Problem description: For the string "home", find every matching line in the records and copy it.

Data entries
-- Opening Marker --
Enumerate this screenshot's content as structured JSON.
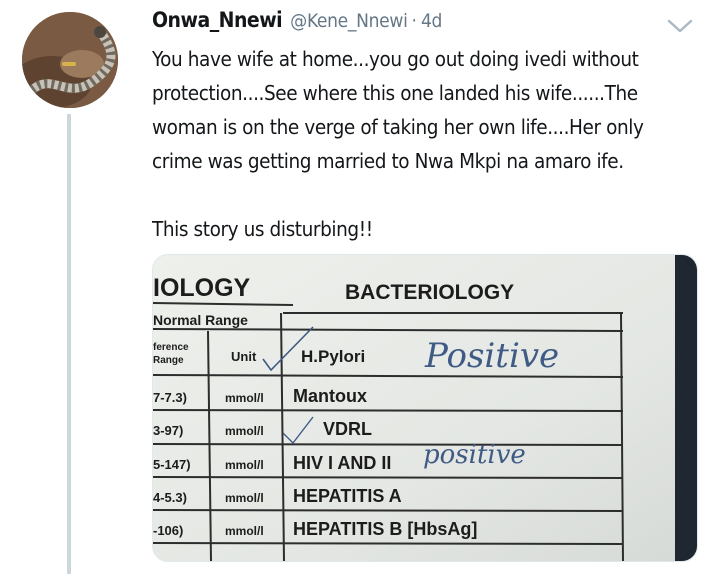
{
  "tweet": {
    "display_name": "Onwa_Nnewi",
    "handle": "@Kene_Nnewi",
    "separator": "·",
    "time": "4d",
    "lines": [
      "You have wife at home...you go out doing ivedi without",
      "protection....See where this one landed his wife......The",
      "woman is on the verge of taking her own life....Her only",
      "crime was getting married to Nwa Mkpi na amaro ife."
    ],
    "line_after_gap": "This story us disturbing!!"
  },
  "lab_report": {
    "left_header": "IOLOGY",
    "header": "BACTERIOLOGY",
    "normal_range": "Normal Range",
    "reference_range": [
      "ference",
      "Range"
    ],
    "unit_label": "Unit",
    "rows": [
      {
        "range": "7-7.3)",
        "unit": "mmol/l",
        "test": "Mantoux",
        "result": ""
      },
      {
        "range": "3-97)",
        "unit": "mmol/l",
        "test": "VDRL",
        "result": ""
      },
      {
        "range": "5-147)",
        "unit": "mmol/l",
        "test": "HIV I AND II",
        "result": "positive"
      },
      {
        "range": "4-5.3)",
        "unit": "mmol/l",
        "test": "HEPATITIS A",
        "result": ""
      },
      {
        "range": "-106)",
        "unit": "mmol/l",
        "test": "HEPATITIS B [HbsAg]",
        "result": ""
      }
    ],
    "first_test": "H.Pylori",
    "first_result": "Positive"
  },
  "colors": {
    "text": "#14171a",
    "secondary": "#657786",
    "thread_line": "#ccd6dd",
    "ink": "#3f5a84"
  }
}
-- Closing Marker --
-- Opening Marker --
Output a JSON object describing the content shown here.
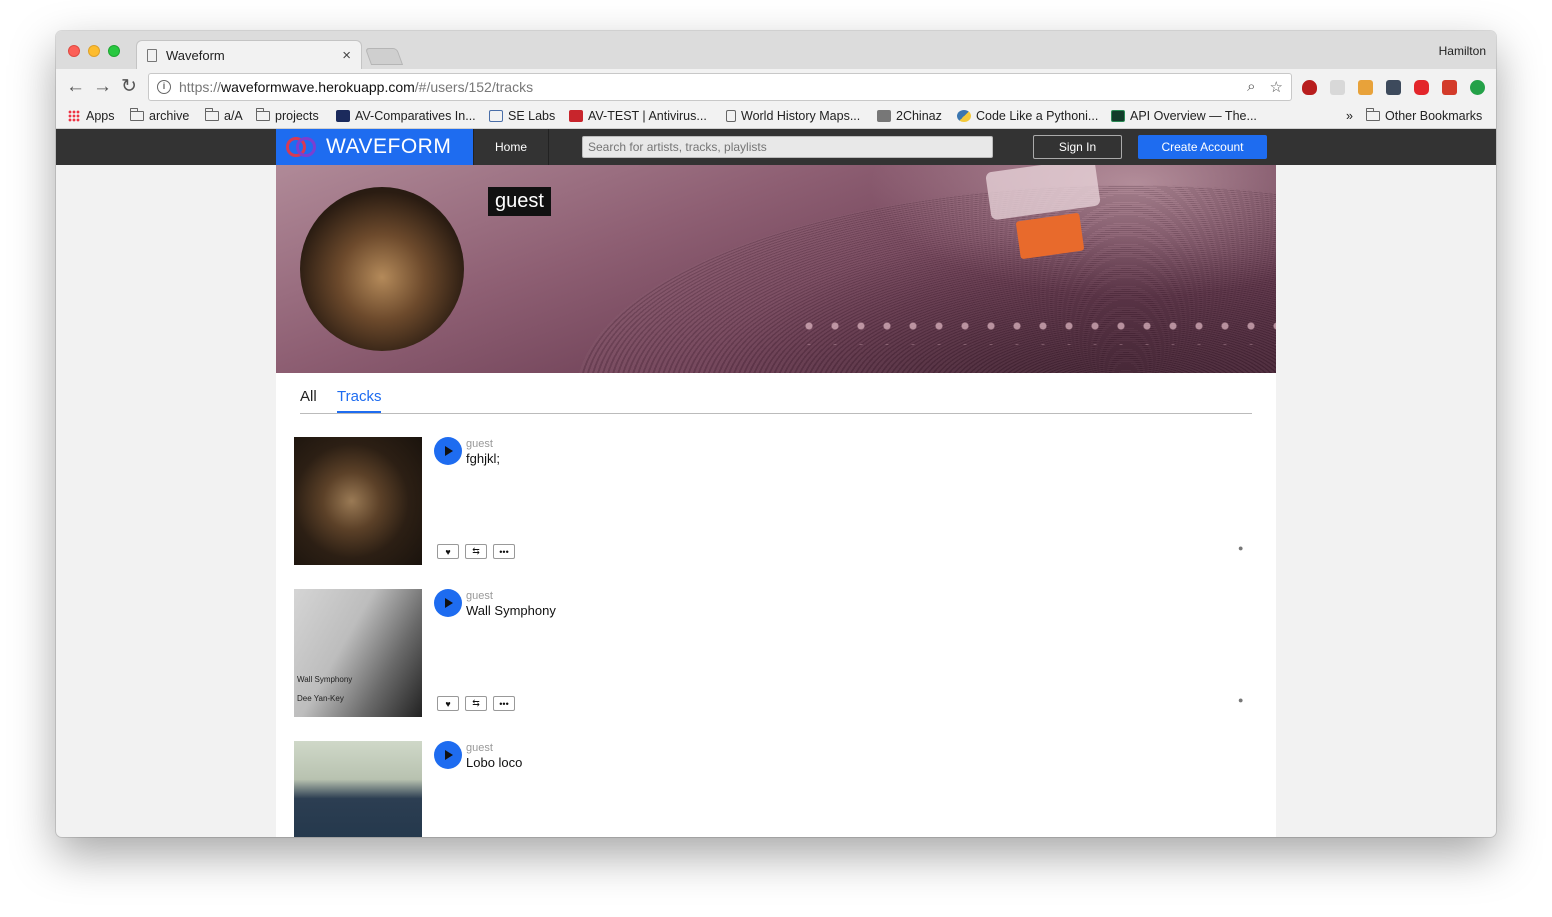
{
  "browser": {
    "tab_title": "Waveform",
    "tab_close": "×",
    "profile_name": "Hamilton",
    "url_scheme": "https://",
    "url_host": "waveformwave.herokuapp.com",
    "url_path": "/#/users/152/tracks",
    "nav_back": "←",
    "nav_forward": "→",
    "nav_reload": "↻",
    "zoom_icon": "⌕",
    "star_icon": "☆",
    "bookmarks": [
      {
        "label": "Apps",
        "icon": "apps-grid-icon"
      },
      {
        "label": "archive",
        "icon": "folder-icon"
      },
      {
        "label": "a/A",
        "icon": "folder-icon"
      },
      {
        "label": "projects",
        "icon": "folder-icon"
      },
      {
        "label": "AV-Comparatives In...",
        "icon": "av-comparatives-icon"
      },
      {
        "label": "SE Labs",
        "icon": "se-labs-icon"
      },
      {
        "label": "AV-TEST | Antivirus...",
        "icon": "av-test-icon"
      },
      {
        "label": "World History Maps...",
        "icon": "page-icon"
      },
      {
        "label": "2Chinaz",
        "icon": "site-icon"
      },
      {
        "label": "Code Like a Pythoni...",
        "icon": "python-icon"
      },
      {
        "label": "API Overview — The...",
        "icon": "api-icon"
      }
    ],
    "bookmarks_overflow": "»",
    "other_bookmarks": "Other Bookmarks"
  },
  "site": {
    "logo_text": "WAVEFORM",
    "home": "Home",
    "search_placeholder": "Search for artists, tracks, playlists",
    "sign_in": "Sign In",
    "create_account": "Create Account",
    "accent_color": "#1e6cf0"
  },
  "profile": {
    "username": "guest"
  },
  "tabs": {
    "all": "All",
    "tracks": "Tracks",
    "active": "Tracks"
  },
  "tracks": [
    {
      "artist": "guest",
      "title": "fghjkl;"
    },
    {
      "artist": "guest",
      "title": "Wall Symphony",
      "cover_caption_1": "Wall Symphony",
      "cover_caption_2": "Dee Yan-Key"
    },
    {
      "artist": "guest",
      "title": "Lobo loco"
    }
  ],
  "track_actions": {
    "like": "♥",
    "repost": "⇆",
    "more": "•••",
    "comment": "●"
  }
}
-- Closing Marker --
Response box:
      "You have wife at home...you go out doing ivedi without",
    "home": "Home",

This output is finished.